-- Lines of data --
+ + + +

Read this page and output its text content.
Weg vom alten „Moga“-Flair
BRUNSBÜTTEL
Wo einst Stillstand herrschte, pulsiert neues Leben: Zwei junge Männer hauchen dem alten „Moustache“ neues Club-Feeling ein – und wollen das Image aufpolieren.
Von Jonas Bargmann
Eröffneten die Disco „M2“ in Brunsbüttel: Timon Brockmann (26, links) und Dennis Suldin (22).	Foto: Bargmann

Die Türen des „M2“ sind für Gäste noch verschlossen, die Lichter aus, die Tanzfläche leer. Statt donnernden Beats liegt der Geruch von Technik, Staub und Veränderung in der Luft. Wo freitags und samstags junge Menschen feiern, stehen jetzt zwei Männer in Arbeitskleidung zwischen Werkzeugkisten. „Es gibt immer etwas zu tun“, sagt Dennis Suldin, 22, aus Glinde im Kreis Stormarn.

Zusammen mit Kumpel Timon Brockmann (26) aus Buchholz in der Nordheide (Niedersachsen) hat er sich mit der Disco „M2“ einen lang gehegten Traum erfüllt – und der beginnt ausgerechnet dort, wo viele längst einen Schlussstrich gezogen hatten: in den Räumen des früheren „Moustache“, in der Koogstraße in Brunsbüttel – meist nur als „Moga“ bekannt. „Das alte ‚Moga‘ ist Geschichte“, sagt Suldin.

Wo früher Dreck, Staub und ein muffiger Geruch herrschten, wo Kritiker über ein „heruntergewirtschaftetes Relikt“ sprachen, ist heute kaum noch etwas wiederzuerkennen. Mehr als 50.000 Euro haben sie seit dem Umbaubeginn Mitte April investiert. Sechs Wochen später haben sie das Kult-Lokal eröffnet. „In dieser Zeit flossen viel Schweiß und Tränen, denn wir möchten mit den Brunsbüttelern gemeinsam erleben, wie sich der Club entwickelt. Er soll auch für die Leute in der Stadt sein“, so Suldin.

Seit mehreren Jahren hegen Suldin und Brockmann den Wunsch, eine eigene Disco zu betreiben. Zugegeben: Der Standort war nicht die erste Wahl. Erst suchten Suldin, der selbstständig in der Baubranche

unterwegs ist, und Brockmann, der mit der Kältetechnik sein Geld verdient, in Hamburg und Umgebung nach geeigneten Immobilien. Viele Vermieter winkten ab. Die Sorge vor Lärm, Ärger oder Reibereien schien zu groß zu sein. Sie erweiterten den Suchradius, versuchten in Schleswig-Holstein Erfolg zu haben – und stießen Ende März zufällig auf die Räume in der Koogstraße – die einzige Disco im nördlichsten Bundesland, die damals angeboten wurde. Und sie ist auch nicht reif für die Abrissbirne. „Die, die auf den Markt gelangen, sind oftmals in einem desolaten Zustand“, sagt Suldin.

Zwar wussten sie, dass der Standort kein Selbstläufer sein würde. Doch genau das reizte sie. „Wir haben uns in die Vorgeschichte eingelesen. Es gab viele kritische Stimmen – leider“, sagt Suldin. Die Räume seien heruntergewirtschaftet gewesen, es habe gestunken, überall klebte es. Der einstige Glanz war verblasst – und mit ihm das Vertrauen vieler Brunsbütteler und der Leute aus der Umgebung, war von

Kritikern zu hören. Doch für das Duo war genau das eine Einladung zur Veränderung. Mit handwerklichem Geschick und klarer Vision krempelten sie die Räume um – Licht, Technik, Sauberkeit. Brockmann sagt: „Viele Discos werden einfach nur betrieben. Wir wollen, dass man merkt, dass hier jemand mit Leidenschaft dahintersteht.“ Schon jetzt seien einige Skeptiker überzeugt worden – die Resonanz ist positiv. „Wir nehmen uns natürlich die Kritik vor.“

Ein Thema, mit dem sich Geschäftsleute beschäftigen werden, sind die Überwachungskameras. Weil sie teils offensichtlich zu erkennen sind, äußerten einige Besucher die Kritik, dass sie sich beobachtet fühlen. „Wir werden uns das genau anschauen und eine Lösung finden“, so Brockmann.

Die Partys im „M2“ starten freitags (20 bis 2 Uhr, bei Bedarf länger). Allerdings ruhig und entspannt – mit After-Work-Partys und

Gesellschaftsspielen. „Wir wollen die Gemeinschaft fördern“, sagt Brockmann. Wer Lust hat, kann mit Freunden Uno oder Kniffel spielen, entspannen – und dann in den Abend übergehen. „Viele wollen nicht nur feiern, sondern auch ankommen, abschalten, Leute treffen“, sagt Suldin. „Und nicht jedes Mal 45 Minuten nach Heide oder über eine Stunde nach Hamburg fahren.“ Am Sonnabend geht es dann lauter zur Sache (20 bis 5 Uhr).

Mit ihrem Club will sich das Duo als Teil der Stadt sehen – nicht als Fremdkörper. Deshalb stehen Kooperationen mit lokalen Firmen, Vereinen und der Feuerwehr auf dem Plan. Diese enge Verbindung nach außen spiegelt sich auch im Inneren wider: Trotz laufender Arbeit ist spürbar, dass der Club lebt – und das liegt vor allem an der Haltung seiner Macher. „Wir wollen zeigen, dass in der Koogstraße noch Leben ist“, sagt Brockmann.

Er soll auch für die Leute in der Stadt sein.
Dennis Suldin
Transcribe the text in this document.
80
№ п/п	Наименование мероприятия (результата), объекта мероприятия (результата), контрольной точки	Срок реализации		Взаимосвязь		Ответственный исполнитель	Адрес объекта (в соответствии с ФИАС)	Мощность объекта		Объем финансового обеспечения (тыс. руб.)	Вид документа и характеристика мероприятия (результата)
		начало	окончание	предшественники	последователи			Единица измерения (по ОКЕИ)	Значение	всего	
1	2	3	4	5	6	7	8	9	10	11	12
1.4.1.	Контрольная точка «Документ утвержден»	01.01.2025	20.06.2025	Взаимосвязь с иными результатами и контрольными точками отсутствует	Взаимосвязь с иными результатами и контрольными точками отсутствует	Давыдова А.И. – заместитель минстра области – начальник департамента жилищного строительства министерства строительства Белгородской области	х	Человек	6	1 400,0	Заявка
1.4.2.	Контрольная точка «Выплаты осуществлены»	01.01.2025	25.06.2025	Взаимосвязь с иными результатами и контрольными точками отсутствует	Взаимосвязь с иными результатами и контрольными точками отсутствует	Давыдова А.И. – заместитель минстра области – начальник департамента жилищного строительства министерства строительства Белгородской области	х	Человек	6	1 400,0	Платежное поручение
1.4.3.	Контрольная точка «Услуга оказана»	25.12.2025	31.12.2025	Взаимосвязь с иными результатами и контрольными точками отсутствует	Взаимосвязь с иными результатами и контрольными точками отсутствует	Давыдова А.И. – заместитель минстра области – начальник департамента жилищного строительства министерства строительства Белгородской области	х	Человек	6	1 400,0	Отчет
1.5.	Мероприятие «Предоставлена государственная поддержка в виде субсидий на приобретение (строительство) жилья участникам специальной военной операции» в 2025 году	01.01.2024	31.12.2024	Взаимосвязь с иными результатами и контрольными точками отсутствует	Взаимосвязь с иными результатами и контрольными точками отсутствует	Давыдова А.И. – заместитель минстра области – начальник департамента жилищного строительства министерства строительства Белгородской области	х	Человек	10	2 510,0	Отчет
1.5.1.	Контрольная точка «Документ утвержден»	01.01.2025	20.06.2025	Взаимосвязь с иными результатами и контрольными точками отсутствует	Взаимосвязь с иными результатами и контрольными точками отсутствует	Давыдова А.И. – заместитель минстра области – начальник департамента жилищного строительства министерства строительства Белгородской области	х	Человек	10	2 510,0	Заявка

+ + + +

-- Task --
Scan the records above for the string "this", then select every line that holds it.

-- Solved exercise --
Read this page and output its text content.
Transcribe the text in this document.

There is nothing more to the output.